═════ Data shown ═════
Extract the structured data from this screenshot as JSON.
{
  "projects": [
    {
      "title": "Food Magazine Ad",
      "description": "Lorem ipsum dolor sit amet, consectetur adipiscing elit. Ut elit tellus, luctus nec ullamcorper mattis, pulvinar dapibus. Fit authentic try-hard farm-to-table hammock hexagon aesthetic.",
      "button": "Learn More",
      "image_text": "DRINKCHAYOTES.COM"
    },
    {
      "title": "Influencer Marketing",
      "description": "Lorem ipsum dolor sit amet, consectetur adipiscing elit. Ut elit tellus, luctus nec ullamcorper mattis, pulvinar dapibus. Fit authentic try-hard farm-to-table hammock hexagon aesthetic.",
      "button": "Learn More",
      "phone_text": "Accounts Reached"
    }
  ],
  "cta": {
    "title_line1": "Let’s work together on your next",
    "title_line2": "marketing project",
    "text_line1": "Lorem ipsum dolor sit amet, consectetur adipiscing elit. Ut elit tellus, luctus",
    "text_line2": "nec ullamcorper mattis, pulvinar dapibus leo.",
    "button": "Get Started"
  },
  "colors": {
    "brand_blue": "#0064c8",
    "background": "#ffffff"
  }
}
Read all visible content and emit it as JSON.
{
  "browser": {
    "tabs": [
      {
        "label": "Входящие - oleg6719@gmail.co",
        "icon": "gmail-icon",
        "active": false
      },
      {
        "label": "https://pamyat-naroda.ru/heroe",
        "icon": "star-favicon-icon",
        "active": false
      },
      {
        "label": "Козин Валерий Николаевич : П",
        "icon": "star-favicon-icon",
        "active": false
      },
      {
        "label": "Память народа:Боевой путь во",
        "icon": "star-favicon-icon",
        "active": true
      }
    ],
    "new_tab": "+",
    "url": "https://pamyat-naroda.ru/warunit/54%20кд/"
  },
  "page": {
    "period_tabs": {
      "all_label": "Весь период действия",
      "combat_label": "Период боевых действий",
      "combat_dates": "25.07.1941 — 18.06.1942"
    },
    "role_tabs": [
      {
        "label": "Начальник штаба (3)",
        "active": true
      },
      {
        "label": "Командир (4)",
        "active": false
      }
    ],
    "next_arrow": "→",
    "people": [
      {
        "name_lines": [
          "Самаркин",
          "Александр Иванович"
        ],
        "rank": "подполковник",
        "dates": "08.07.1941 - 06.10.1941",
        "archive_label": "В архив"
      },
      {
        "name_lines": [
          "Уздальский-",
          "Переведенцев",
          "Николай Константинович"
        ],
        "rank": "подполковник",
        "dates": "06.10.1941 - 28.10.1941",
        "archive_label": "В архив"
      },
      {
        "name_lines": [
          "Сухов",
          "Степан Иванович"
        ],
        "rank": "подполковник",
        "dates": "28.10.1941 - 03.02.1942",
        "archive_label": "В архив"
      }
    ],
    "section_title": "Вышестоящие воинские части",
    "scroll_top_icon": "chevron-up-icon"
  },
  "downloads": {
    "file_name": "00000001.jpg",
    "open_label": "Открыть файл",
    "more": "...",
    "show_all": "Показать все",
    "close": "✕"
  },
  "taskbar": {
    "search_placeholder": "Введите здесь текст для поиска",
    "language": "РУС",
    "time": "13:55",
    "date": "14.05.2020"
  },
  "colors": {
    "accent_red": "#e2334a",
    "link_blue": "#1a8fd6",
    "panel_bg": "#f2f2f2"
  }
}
═════
» **Task instructions**: Send back every record, precisely as written.

» **Task answer**:
Extract the structured data from this screenshot as JSON.
{
  "projects": [
    {
      "title": "Food Magazine Ad",
      "description": "Lorem ipsum dolor sit amet, consectetur adipiscing elit. Ut elit tellus, luctus nec ullamcorper mattis, pulvinar dapibus. Fit authentic try-hard farm-to-table hammock hexagon aesthetic.",
      "button": "Learn More",
      "image_text": "DRINKCHAYOTES.COM"
    },
    {
      "title": "Influencer Marketing",
      "description": "Lorem ipsum dolor sit amet, consectetur adipiscing elit. Ut elit tellus, luctus nec ullamcorper mattis, pulvinar dapibus. Fit authentic try-hard farm-to-table hammock hexagon aesthetic.",
      "button": "Learn More",
      "phone_text": "Accounts Reached"
    }
  ],
  "cta": {
    "title_line1": "Let’s work together on your next",
    "title_line2": "marketing project",
    "text_line1": "Lorem ipsum dolor sit amet, consectetur adipiscing elit. Ut elit tellus, luctus",
    "text_line2": "nec ullamcorper mattis, pulvinar dapibus leo.",
    "button": "Get Started"
  },
  "colors": {
    "brand_blue": "#0064c8",
    "background": "#ffffff"
  }
}
Read all visible content and emit it as JSON.
{
  "browser": {
    "tabs": [
      {
        "label": "Входящие - oleg6719@gmail.co",
        "icon": "gmail-icon",
        "active": false
      },
      {
        "label": "https://pamyat-naroda.ru/heroe",
        "icon": "star-favicon-icon",
        "active": false
      },
      {
        "label": "Козин Валерий Николаевич : П",
        "icon": "star-favicon-icon",
        "active": false
      },
      {
        "label": "Память народа:Боевой путь во",
        "icon": "star-favicon-icon",
        "active": true
      }
    ],
    "new_tab": "+",
    "url": "https://pamyat-naroda.ru/warunit/54%20кд/"
  },
  "page": {
    "period_tabs": {
      "all_label": "Весь период действия",
      "combat_label": "Период боевых действий",
      "combat_dates": "25.07.1941 — 18.06.1942"
    },
    "role_tabs": [
      {
        "label": "Начальник штаба (3)",
        "active": true
      },
      {
        "label": "Командир (4)",
        "active": false
      }
    ],
    "next_arrow": "→",
    "people": [
      {
        "name_lines": [
          "Самаркин",
          "Александр Иванович"
        ],
        "rank": "подполковник",
        "dates": "08.07.1941 - 06.10.1941",
        "archive_label": "В архив"
      },
      {
        "name_lines": [
          "Уздальский-",
          "Переведенцев",
          "Николай Константинович"
        ],
        "rank": "подполковник",
        "dates": "06.10.1941 - 28.10.1941",
        "archive_label": "В архив"
      },
      {
        "name_lines": [
          "Сухов",
          "Степан Иванович"
        ],
        "rank": "подполковник",
        "dates": "28.10.1941 - 03.02.1942",
        "archive_label": "В архив"
      }
    ],
    "section_title": "Вышестоящие воинские части",
    "scroll_top_icon": "chevron-up-icon"
  },
  "downloads": {
    "file_name": "00000001.jpg",
    "open_label": "Открыть файл",
    "more": "...",
    "show_all": "Показать все",
    "close": "✕"
  },
  "taskbar": {
    "search_placeholder": "Введите здесь текст для поиска",
    "language": "РУС",
    "time": "13:55",
    "date": "14.05.2020"
  },
  "colors": {
    "accent_red": "#e2334a",
    "link_blue": "#1a8fd6",
    "panel_bg": "#f2f2f2"
  }
}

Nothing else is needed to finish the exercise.